▶ WHAT TO WORK ON: Among the lines listed below, count those that include the string "JSON", and state only the count.

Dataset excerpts
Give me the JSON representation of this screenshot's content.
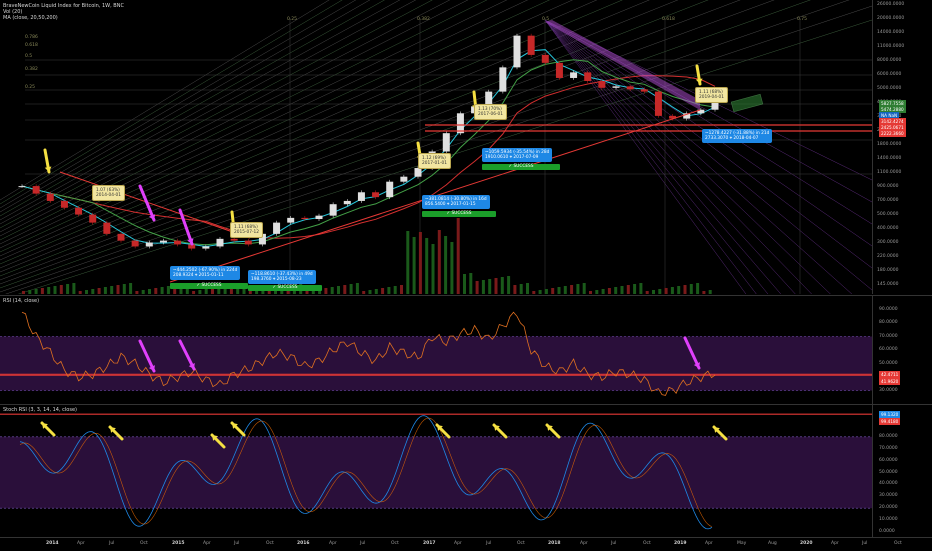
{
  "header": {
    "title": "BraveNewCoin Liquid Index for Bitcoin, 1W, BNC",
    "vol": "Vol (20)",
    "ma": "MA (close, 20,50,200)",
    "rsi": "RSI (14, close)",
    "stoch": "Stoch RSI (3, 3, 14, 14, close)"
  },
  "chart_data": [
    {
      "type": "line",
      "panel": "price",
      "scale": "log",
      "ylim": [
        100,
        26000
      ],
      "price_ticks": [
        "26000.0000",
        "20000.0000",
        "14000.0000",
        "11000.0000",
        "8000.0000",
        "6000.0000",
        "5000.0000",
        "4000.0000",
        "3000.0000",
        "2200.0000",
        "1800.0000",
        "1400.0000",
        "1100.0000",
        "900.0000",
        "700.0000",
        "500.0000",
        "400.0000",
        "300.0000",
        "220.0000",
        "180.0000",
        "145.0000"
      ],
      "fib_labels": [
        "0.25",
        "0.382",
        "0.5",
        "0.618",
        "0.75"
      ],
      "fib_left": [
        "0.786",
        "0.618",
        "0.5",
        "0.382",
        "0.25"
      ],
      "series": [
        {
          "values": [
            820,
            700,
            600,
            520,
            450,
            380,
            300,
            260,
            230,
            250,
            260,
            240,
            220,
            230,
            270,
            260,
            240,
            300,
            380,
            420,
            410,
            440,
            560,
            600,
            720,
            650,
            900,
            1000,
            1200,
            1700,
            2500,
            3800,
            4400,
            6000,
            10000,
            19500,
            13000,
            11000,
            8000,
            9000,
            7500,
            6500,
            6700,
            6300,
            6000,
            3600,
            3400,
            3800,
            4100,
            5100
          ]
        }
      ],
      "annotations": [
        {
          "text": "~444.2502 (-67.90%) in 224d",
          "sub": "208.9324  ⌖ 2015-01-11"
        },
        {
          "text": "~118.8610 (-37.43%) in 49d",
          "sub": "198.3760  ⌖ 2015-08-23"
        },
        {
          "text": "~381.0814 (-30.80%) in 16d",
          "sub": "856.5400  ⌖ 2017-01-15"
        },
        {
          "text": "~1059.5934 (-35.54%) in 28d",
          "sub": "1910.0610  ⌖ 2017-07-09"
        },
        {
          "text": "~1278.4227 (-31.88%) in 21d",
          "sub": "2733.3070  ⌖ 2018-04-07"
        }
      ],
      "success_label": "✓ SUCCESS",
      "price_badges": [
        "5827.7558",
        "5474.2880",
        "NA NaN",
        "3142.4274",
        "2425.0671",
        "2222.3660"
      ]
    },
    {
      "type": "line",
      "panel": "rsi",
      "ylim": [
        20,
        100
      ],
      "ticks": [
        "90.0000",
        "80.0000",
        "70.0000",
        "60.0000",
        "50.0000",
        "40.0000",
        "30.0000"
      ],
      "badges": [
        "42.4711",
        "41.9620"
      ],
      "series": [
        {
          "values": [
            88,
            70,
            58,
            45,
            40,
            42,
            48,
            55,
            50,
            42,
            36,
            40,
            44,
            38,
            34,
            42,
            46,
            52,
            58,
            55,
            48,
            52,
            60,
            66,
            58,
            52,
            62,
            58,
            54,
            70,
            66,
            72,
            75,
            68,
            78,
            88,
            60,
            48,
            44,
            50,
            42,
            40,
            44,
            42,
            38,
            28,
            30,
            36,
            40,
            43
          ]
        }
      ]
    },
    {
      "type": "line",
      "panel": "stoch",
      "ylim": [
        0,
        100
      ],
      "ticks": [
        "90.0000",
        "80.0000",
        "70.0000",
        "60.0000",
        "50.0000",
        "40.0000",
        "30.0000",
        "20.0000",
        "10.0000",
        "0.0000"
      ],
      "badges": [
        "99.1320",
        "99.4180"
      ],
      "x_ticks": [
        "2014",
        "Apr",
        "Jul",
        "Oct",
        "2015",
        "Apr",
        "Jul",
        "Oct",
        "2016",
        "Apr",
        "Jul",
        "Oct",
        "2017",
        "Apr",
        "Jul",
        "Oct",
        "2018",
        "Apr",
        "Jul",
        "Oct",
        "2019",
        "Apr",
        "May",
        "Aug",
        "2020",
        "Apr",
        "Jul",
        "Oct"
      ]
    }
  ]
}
...
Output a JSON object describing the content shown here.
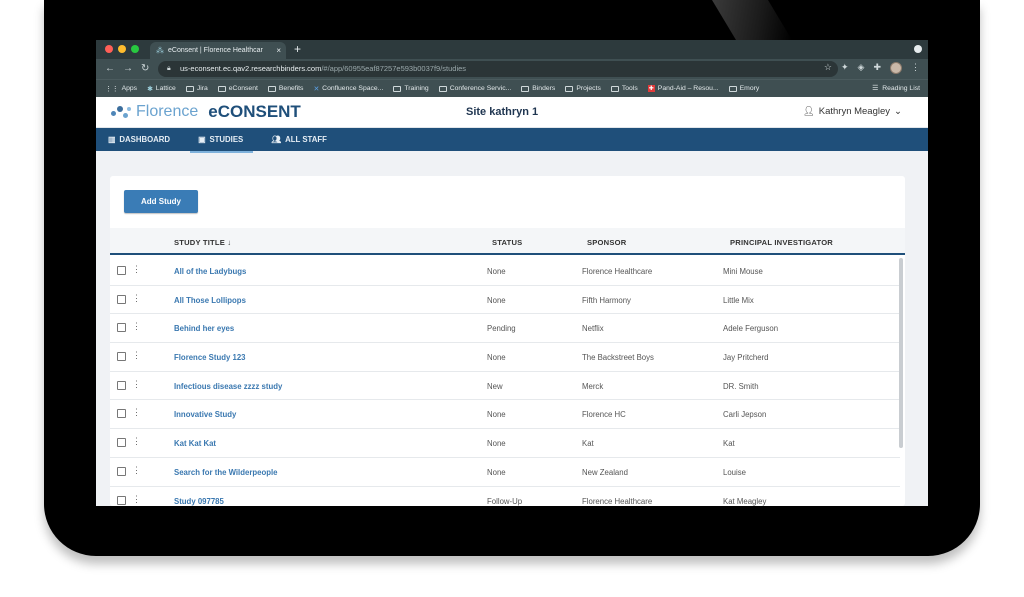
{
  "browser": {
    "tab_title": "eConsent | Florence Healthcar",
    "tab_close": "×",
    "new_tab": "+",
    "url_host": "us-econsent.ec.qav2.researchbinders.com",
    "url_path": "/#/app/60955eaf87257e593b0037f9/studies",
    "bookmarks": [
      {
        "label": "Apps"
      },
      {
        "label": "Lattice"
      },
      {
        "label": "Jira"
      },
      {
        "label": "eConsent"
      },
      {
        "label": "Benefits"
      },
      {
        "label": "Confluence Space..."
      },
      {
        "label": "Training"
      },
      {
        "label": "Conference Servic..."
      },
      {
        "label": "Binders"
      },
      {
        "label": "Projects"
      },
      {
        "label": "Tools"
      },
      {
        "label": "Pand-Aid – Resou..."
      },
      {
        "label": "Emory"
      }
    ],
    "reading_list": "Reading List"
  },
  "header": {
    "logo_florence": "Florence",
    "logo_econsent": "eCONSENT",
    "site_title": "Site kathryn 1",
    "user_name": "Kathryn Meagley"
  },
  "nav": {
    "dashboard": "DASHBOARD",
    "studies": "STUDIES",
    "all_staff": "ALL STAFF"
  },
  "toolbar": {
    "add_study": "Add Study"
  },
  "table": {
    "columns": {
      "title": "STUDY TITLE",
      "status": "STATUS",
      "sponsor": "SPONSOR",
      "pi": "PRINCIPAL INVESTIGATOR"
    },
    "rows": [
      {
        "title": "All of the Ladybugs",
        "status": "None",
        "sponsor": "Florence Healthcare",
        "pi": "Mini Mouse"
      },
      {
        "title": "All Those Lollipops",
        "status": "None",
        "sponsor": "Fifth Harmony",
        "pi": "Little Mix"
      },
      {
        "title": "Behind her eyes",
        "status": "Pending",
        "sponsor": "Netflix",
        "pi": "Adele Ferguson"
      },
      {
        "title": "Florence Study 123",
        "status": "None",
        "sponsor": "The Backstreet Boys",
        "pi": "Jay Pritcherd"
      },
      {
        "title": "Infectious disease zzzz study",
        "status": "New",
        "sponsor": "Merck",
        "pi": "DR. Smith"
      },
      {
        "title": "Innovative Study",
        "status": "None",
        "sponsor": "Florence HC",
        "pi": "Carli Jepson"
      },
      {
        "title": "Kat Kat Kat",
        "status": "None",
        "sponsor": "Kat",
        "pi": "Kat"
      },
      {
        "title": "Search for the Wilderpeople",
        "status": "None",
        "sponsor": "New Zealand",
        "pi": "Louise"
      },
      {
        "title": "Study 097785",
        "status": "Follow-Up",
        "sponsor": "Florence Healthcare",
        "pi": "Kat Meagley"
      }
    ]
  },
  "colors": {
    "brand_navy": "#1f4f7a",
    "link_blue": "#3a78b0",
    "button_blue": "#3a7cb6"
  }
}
* * *
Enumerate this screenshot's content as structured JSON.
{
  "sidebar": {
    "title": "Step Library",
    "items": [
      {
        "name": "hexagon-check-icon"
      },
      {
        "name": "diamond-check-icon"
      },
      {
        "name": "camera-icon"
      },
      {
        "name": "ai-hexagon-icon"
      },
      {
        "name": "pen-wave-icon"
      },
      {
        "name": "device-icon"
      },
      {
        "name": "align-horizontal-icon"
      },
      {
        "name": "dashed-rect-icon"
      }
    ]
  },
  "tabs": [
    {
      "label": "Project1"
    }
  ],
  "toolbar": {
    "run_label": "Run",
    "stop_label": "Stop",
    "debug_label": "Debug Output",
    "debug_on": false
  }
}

▶ THE ANSWER: 3